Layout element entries
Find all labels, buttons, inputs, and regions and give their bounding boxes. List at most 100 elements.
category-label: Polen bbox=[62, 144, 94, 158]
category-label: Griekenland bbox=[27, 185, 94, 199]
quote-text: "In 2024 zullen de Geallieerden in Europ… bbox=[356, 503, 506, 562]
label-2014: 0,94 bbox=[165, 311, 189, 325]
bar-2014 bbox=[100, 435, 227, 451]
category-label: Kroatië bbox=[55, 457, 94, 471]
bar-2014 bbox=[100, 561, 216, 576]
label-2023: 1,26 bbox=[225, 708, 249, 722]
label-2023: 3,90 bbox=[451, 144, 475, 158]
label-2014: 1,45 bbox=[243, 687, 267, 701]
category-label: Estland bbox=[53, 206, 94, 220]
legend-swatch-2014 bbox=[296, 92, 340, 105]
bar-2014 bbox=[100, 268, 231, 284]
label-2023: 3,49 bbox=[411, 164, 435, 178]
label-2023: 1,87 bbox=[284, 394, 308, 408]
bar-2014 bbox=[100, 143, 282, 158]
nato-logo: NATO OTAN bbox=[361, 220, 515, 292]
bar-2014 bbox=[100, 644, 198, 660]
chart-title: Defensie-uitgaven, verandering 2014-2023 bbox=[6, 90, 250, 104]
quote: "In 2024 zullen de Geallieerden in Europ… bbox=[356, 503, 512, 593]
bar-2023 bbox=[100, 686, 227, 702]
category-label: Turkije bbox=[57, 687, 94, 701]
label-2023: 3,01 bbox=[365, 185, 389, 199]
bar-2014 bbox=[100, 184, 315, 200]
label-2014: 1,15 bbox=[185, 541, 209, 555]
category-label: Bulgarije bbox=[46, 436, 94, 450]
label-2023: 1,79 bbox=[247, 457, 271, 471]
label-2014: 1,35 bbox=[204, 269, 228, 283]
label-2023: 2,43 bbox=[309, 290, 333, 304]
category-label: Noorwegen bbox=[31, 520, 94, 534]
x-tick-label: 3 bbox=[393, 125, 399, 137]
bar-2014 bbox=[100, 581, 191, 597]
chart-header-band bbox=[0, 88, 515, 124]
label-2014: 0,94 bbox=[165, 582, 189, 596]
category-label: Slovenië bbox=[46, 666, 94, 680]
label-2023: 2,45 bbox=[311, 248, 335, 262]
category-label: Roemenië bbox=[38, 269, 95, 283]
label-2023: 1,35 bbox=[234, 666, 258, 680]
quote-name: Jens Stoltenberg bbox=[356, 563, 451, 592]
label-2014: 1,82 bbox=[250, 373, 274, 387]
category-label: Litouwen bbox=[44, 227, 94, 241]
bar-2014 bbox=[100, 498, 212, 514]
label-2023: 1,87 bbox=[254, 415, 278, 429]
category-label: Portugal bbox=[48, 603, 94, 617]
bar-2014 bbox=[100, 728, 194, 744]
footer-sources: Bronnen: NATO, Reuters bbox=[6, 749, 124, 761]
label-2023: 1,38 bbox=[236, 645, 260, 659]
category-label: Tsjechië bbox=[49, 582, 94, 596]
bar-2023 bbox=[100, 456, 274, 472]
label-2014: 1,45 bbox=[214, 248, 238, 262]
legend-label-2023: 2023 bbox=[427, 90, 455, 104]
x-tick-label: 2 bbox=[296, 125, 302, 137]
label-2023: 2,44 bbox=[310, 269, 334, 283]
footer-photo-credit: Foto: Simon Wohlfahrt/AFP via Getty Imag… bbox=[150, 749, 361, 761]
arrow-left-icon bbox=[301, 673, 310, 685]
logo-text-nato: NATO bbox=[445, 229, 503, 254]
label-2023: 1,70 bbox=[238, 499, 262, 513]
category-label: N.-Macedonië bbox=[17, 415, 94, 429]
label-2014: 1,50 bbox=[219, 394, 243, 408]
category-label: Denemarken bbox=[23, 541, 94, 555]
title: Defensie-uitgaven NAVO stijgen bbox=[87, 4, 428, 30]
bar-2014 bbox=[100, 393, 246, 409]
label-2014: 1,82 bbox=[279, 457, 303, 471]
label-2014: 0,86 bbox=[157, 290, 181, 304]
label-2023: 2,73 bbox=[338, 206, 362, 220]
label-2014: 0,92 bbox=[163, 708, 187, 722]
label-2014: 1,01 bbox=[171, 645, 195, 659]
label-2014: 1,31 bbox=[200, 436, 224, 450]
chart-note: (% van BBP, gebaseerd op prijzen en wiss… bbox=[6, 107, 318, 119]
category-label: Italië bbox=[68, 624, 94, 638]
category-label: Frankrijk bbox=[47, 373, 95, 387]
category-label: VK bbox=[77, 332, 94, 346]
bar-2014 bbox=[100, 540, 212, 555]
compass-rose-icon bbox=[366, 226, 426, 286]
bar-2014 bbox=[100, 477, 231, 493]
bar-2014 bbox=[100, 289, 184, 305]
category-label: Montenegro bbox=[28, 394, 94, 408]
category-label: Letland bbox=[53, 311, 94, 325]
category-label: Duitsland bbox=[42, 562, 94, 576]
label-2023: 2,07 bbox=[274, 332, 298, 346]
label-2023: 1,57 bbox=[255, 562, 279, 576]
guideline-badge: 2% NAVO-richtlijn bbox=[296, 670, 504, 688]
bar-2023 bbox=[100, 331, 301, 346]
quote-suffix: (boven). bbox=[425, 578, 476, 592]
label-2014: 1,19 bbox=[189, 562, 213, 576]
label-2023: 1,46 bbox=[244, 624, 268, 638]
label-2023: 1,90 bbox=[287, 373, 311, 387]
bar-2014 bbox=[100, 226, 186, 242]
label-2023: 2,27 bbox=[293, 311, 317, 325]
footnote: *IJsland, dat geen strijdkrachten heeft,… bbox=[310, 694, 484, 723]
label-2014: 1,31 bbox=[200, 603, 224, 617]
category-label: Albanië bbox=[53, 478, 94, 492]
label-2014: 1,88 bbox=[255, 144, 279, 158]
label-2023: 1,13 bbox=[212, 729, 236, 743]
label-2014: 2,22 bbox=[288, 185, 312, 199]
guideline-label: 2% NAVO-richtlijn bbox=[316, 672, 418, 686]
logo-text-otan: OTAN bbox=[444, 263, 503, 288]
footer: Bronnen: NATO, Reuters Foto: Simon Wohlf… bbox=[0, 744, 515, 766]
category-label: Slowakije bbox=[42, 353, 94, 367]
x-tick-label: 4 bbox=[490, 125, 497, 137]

__Problem to work on__
Reproduce every row above line for line, with no changes.

__Solved problem__
Find all labels, buttons, inputs, and regions and give their bounding boxes. List at most 100 elements.
category-label: Polen bbox=[62, 144, 94, 158]
category-label: Griekenland bbox=[27, 185, 94, 199]
quote-text: "In 2024 zullen de Geallieerden in Europ… bbox=[356, 503, 506, 562]
label-2014: 0,94 bbox=[165, 311, 189, 325]
bar-2014 bbox=[100, 435, 227, 451]
category-label: Kroatië bbox=[55, 457, 94, 471]
bar-2014 bbox=[100, 561, 216, 576]
label-2023: 1,26 bbox=[225, 708, 249, 722]
label-2023: 3,90 bbox=[451, 144, 475, 158]
label-2014: 1,45 bbox=[243, 687, 267, 701]
category-label: Estland bbox=[53, 206, 94, 220]
legend-swatch-2014 bbox=[296, 92, 340, 105]
bar-2014 bbox=[100, 268, 231, 284]
label-2023: 3,49 bbox=[411, 164, 435, 178]
label-2023: 1,87 bbox=[284, 394, 308, 408]
bar-2014 bbox=[100, 143, 282, 158]
nato-logo: NATO OTAN bbox=[361, 220, 515, 292]
bar-2014 bbox=[100, 644, 198, 660]
chart-title: Defensie-uitgaven, verandering 2014-2023 bbox=[6, 90, 250, 104]
quote: "In 2024 zullen de Geallieerden in Europ… bbox=[356, 503, 512, 593]
bar-2023 bbox=[100, 686, 227, 702]
category-label: Turkije bbox=[57, 687, 94, 701]
label-2023: 3,01 bbox=[365, 185, 389, 199]
bar-2014 bbox=[100, 184, 315, 200]
label-2014: 1,15 bbox=[185, 541, 209, 555]
category-label: Bulgarije bbox=[46, 436, 94, 450]
label-2023: 1,79 bbox=[247, 457, 271, 471]
label-2014: 1,35 bbox=[204, 269, 228, 283]
label-2023: 2,43 bbox=[309, 290, 333, 304]
category-label: Noorwegen bbox=[31, 520, 94, 534]
x-tick-label: 3 bbox=[393, 125, 399, 137]
bar-2014 bbox=[100, 581, 191, 597]
chart-header-band bbox=[0, 88, 515, 124]
label-2014: 0,94 bbox=[165, 582, 189, 596]
category-label: Slovenië bbox=[46, 666, 94, 680]
label-2023: 2,45 bbox=[311, 248, 335, 262]
category-label: Roemenië bbox=[38, 269, 95, 283]
label-2023: 1,35 bbox=[234, 666, 258, 680]
quote-name: Jens Stoltenberg bbox=[356, 563, 451, 592]
label-2014: 1,82 bbox=[250, 373, 274, 387]
category-label: Litouwen bbox=[44, 227, 94, 241]
bar-2014 bbox=[100, 498, 212, 514]
label-2023: 1,87 bbox=[254, 415, 278, 429]
category-label: Portugal bbox=[48, 603, 94, 617]
bar-2014 bbox=[100, 728, 194, 744]
footer-sources: Bronnen: NATO, Reuters bbox=[6, 749, 124, 761]
label-2023: 1,38 bbox=[236, 645, 260, 659]
category-label: Tsjechië bbox=[49, 582, 94, 596]
bar-2023 bbox=[100, 456, 274, 472]
label-2014: 1,45 bbox=[214, 248, 238, 262]
legend-label-2023: 2023 bbox=[427, 90, 455, 104]
x-tick-label: 2 bbox=[296, 125, 302, 137]
label-2023: 2,44 bbox=[310, 269, 334, 283]
footer-photo-credit: Foto: Simon Wohlfahrt/AFP via Getty Imag… bbox=[150, 749, 361, 761]
arrow-left-icon bbox=[301, 673, 310, 685]
logo-text-nato: NATO bbox=[445, 229, 503, 254]
label-2023: 1,70 bbox=[238, 499, 262, 513]
category-label: N.-Macedonië bbox=[17, 415, 94, 429]
label-2014: 1,50 bbox=[219, 394, 243, 408]
category-label: Denemarken bbox=[23, 541, 94, 555]
title: Defensie-uitgaven NAVO stijgen bbox=[87, 4, 428, 30]
bar-2014 bbox=[100, 393, 246, 409]
label-2014: 1,82 bbox=[279, 457, 303, 471]
label-2014: 0,86 bbox=[157, 290, 181, 304]
label-2023: 2,73 bbox=[338, 206, 362, 220]
label-2014: 0,92 bbox=[163, 708, 187, 722]
label-2014: 1,01 bbox=[171, 645, 195, 659]
label-2014: 1,31 bbox=[200, 436, 224, 450]
chart-note: (% van BBP, gebaseerd op prijzen en wiss… bbox=[6, 107, 318, 119]
category-label: Italië bbox=[68, 624, 94, 638]
category-label: Frankrijk bbox=[47, 373, 95, 387]
category-label: VK bbox=[77, 332, 94, 346]
bar-2014 bbox=[100, 540, 212, 555]
compass-rose-icon bbox=[366, 226, 426, 286]
bar-2014 bbox=[100, 477, 231, 493]
bar-2014 bbox=[100, 289, 184, 305]
category-label: Montenegro bbox=[28, 394, 94, 408]
category-label: Letland bbox=[53, 311, 94, 325]
category-label: Duitsland bbox=[42, 562, 94, 576]
label-2023: 2,07 bbox=[274, 332, 298, 346]
label-2023: 1,57 bbox=[255, 562, 279, 576]
guideline-badge: 2% NAVO-richtlijn bbox=[296, 670, 504, 688]
bar-2023 bbox=[100, 331, 301, 346]
quote-suffix: (boven). bbox=[425, 578, 476, 592]
label-2014: 1,19 bbox=[189, 562, 213, 576]
label-2023: 1,46 bbox=[244, 624, 268, 638]
label-2023: 1,90 bbox=[287, 373, 311, 387]
bar-2014 bbox=[100, 226, 186, 242]
label-2023: 2,27 bbox=[293, 311, 317, 325]
footnote: *IJsland, dat geen strijdkrachten heeft,… bbox=[310, 694, 484, 723]
label-2014: 1,31 bbox=[200, 603, 224, 617]
category-label: Albanië bbox=[53, 478, 94, 492]
label-2014: 1,88 bbox=[255, 144, 279, 158]
label-2023: 1,13 bbox=[212, 729, 236, 743]
label-2014: 2,22 bbox=[288, 185, 312, 199]
guideline-label: 2% NAVO-richtlijn bbox=[316, 672, 418, 686]
logo-text-otan: OTAN bbox=[444, 263, 503, 288]
footer: Bronnen: NATO, Reuters Foto: Simon Wohlf… bbox=[0, 744, 515, 766]
category-label: Slowakije bbox=[42, 353, 94, 367]
x-tick-label: 4 bbox=[490, 125, 497, 137]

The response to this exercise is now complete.